WHAT YOU WILL DO –
Each line that holds the word "partem" counts once; report the total and nothing else.

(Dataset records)
========================================================================
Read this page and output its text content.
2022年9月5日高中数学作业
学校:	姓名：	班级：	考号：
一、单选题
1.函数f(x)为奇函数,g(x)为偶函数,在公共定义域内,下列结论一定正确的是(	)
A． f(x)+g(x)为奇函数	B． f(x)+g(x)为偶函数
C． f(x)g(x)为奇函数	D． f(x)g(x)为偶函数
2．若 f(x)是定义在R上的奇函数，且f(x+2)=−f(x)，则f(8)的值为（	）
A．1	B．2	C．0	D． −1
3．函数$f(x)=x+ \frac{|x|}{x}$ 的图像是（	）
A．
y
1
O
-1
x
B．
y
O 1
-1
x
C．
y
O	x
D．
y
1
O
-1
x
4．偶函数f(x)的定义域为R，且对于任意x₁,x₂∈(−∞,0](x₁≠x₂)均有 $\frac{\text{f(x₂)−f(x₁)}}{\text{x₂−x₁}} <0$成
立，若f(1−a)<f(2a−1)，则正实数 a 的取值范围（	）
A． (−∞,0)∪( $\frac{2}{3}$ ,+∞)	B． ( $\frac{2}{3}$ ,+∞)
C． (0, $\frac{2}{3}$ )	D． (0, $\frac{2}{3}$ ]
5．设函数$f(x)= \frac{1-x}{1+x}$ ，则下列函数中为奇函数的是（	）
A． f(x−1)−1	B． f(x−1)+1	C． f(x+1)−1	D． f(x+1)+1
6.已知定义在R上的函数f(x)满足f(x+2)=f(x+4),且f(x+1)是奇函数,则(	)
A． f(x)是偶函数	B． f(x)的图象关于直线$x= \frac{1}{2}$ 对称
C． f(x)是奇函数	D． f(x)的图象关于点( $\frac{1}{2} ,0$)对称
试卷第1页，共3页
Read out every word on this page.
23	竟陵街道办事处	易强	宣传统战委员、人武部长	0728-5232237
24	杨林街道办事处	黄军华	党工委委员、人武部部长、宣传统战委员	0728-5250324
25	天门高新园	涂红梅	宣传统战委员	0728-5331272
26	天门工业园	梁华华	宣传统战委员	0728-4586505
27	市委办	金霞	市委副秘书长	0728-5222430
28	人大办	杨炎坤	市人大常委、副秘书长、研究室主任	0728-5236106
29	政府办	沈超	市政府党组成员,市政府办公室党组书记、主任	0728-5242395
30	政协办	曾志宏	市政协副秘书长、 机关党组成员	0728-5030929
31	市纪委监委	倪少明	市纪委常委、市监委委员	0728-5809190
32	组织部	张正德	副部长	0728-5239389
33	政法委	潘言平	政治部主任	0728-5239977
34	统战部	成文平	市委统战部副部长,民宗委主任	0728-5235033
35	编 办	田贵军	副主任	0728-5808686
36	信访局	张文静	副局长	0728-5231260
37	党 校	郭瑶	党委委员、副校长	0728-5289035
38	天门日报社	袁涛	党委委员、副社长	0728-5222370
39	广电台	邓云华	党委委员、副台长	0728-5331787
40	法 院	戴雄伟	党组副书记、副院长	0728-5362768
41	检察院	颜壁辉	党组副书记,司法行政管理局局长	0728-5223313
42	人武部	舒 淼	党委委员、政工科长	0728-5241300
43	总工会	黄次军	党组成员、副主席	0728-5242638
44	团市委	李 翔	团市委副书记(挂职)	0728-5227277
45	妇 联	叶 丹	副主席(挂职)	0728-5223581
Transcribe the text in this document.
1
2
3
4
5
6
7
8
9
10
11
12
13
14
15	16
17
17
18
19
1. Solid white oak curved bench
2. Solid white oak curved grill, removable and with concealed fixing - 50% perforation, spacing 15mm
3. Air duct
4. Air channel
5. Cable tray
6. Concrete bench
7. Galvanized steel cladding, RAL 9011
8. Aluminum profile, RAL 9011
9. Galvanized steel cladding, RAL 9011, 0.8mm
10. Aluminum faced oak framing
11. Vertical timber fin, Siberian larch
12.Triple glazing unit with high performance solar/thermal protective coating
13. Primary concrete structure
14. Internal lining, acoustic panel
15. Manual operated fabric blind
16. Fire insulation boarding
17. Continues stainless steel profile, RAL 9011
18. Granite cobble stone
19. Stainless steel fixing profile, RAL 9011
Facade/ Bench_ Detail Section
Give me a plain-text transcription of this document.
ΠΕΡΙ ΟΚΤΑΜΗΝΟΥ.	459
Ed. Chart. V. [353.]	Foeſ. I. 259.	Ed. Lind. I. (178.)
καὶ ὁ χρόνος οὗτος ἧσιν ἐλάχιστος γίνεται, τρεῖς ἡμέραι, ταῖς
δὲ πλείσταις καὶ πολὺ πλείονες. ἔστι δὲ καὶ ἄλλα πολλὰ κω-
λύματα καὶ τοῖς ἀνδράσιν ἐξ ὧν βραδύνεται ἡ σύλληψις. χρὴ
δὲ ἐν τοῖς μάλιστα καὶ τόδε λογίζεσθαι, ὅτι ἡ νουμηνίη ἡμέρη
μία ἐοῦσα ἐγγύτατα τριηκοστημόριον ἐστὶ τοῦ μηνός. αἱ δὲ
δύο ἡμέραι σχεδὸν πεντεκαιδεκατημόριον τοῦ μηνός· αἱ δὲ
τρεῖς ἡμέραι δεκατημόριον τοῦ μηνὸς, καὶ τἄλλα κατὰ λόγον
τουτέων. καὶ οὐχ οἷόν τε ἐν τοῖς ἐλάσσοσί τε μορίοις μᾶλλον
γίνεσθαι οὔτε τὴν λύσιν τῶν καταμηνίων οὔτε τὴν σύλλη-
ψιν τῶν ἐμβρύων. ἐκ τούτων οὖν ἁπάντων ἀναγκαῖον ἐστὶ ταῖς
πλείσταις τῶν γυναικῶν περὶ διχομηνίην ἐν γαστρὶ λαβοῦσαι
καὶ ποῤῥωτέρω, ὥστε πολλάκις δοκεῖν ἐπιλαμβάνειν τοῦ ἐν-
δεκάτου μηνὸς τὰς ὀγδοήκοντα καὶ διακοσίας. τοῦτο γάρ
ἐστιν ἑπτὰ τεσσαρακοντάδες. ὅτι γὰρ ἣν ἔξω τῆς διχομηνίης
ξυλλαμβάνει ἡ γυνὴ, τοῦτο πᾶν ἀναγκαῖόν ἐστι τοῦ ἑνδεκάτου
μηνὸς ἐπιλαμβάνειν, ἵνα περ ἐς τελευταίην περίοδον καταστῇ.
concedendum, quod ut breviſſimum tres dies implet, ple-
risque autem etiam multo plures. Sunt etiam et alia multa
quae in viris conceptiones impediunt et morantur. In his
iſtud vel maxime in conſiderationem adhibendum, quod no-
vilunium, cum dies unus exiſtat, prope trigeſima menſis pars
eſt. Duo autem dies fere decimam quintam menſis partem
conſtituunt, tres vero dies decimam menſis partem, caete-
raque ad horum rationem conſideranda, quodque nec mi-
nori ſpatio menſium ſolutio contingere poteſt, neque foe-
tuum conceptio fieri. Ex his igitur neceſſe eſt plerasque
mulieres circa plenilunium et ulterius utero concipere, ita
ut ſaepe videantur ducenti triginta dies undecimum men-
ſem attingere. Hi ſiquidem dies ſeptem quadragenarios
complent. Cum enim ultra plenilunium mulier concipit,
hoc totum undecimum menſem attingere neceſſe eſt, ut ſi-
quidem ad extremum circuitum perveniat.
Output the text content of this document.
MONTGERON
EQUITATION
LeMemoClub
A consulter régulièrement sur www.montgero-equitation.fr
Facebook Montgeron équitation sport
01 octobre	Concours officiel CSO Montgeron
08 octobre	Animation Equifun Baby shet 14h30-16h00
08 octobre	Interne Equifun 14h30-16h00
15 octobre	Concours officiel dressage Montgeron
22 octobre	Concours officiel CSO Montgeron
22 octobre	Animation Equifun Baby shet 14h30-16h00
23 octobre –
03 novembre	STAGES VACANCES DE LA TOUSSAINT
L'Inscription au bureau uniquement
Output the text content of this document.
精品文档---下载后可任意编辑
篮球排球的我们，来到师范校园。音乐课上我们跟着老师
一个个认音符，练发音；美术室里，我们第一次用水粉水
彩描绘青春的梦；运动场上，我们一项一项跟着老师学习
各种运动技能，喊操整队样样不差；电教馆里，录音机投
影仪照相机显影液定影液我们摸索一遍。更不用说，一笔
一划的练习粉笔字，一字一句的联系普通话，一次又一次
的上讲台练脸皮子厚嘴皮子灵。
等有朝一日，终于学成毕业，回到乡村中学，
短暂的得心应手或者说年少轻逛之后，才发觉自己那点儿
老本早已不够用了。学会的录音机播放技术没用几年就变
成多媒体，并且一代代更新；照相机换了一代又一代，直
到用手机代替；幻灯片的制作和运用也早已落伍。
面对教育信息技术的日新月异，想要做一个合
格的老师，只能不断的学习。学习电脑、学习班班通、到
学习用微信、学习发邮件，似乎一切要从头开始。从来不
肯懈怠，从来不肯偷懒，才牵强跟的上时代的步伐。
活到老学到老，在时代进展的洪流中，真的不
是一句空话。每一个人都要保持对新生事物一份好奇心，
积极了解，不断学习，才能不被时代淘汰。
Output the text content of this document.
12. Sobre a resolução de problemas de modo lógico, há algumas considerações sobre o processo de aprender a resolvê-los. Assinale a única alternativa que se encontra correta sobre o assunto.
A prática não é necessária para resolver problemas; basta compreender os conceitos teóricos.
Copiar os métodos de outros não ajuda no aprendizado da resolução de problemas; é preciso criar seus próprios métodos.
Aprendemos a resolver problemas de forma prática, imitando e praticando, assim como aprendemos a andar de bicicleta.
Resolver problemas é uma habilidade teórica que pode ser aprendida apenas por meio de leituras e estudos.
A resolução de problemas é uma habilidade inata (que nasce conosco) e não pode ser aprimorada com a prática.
========================================================================
TASK OUTPUT –
2